Set problem: Report how many lines below contain the word "true", and give only that number.

Recorded data:
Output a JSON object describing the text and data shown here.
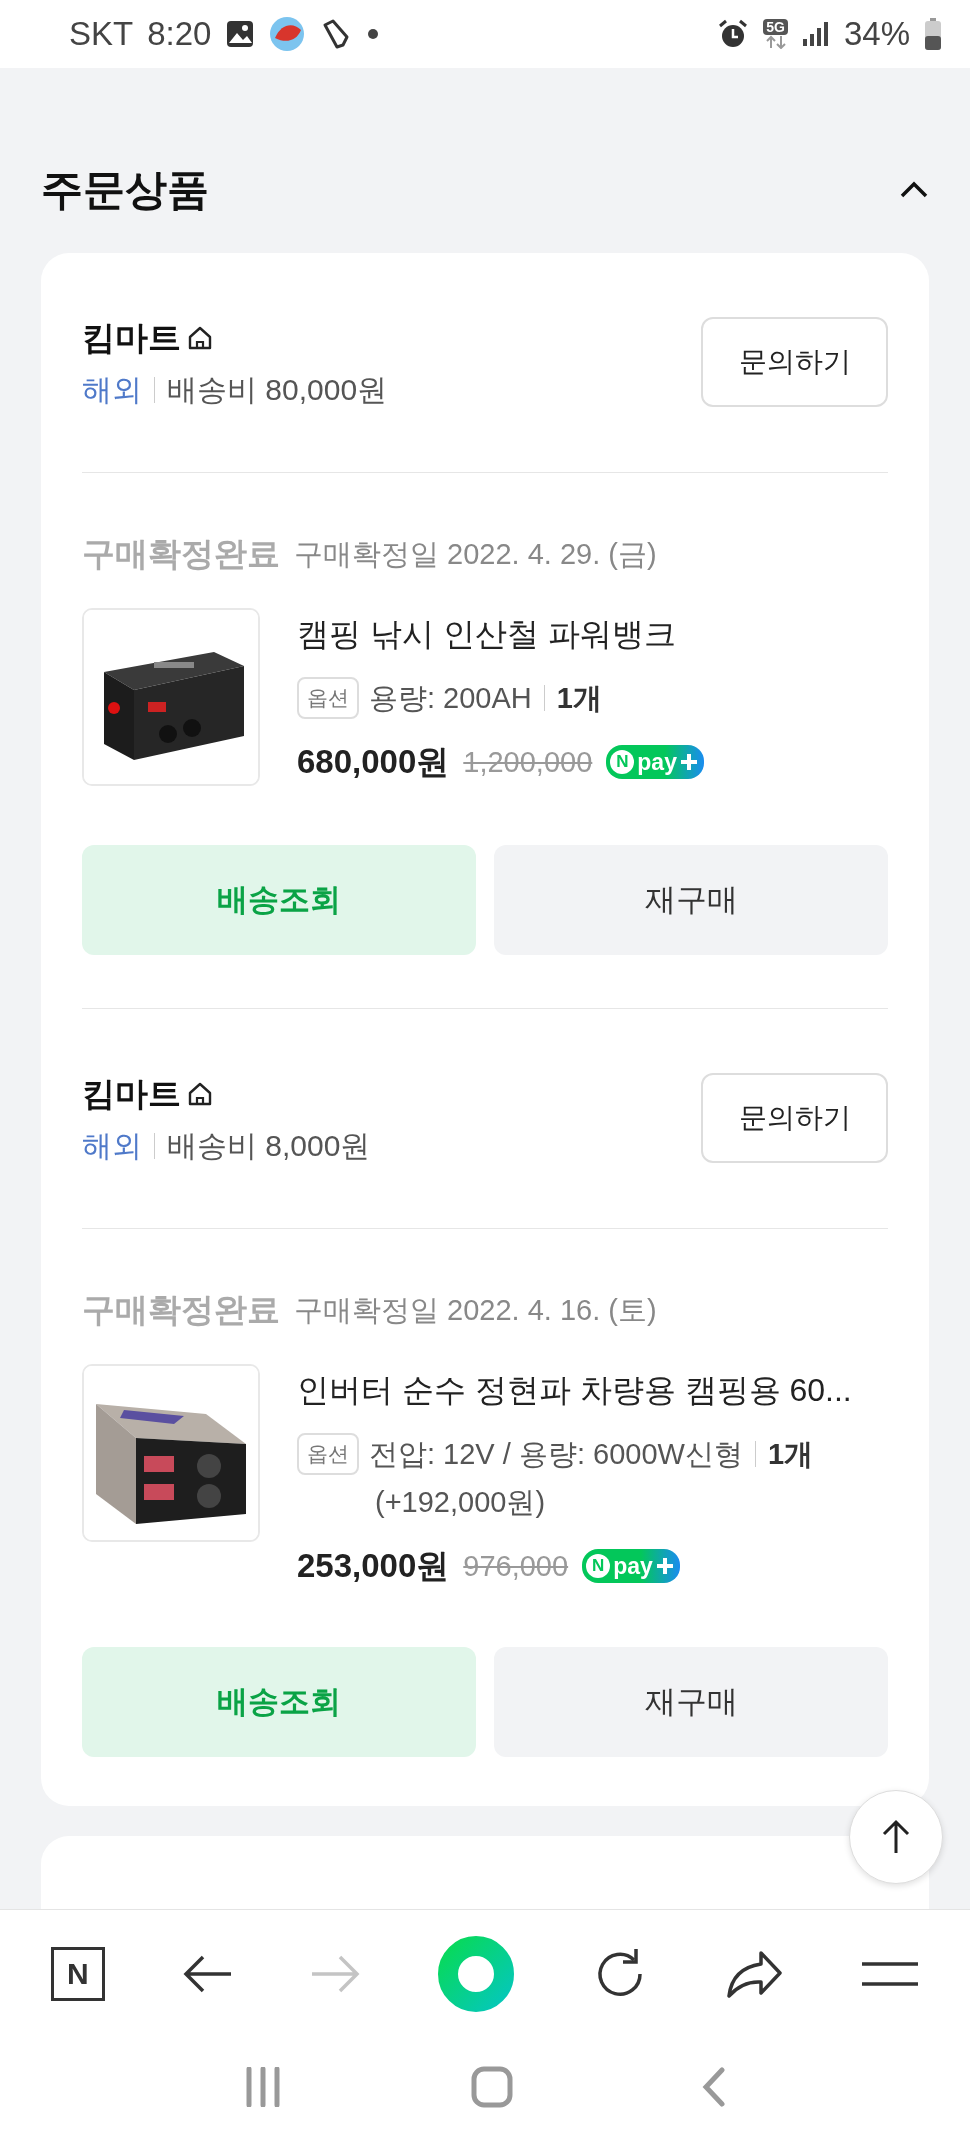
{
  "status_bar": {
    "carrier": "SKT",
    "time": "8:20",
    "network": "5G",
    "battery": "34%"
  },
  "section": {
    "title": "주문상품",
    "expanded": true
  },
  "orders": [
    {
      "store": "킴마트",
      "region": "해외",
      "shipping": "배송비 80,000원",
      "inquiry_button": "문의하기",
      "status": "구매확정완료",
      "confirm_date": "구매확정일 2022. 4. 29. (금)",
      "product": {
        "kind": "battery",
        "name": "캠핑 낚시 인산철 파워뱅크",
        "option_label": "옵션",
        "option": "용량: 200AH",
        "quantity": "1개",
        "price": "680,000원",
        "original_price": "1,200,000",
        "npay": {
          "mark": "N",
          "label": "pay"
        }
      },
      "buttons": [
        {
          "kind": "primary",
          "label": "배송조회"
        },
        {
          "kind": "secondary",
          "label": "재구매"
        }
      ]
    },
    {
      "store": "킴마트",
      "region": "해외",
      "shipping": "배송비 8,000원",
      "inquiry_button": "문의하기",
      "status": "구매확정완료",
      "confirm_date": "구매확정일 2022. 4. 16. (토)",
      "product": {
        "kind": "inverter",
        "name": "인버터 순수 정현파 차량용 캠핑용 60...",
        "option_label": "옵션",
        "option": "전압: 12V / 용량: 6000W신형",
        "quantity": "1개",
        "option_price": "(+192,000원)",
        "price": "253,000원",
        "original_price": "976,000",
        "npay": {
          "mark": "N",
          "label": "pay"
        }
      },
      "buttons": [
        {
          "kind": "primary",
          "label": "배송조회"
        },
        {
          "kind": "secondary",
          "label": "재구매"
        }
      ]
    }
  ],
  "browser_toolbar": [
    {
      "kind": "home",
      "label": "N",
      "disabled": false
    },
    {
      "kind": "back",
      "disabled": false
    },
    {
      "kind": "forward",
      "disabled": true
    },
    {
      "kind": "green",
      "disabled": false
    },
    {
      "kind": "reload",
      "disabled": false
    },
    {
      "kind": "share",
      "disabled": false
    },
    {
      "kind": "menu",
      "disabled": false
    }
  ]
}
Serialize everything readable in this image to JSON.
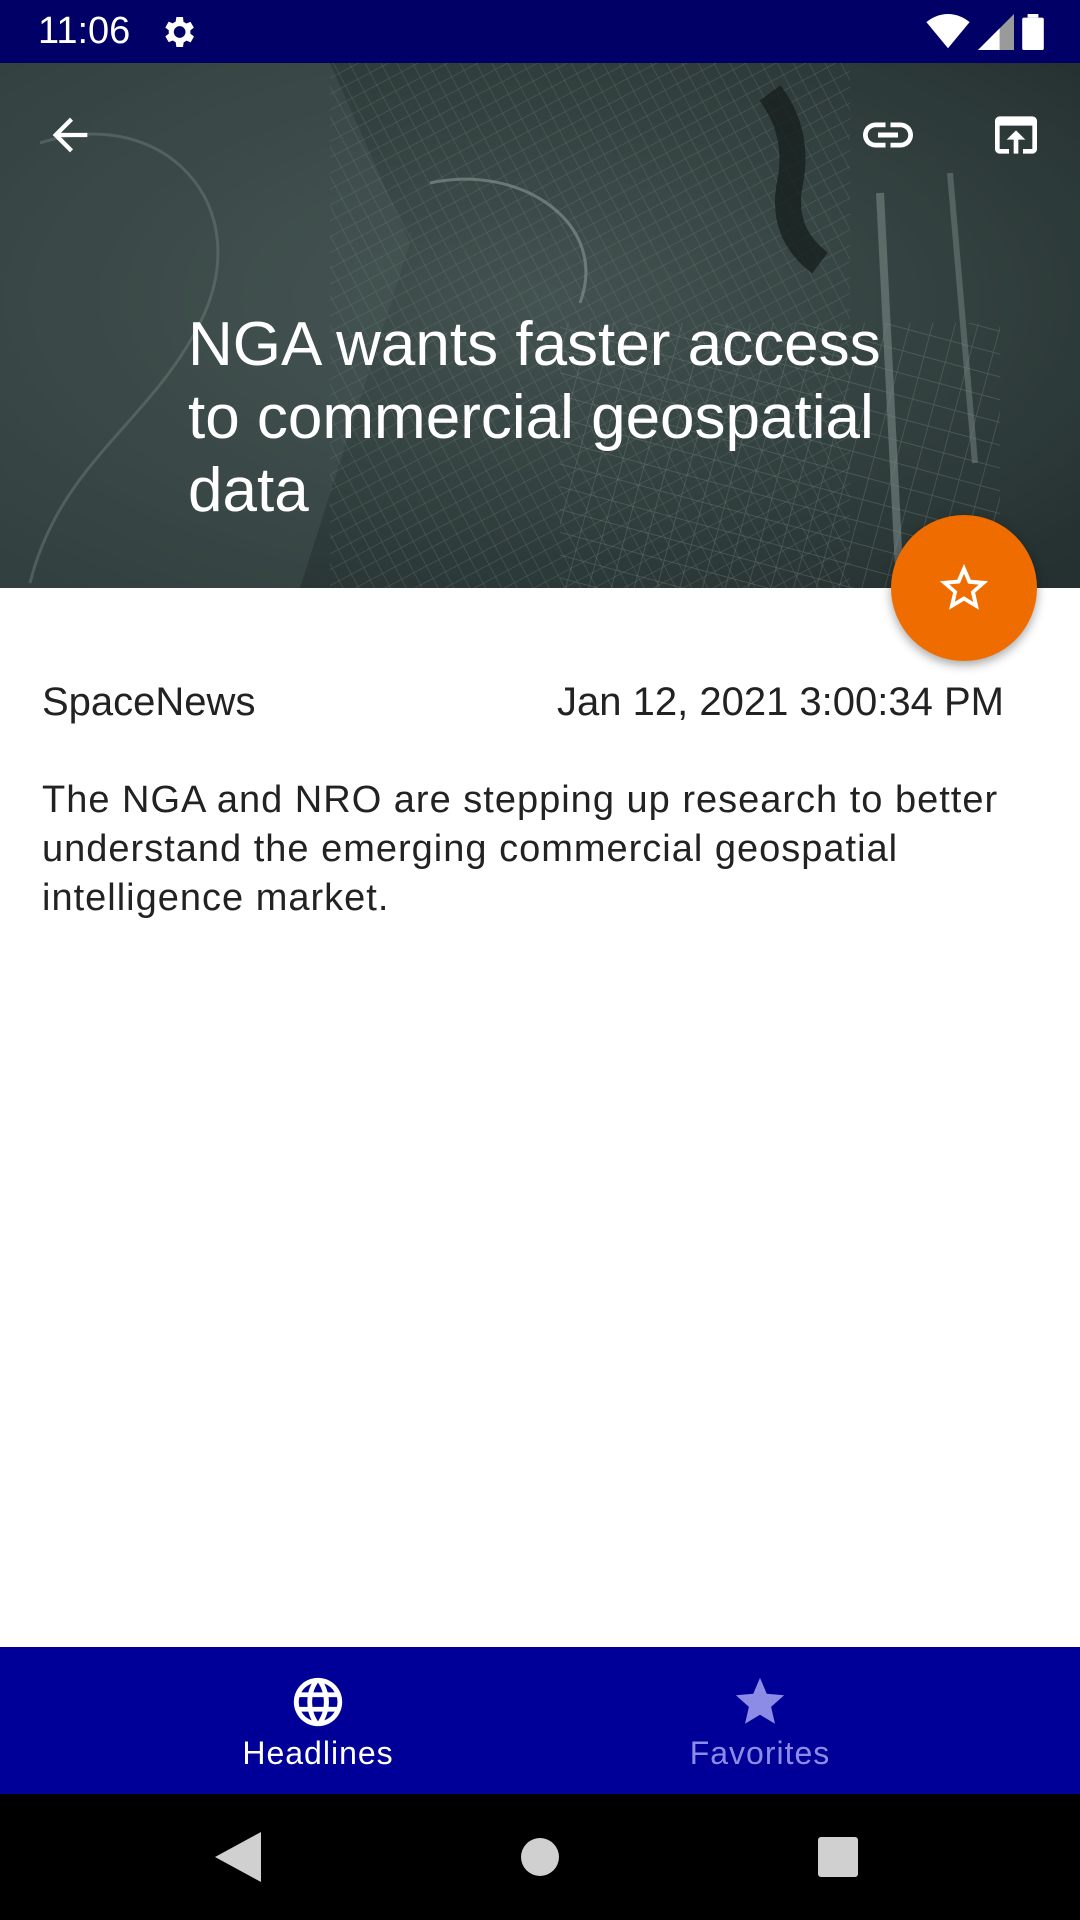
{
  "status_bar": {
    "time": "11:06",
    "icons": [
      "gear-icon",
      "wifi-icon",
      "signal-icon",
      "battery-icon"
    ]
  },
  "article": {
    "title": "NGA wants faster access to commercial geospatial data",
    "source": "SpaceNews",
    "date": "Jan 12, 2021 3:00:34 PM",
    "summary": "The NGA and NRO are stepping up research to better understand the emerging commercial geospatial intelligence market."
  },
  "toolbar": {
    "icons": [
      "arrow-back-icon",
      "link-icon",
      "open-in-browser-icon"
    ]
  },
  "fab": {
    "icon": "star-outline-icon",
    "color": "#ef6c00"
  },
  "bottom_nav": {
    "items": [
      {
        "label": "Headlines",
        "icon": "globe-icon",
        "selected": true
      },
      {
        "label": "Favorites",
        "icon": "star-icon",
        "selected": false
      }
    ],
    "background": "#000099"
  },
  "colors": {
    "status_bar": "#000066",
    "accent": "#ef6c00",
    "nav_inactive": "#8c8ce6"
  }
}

Full answer: 3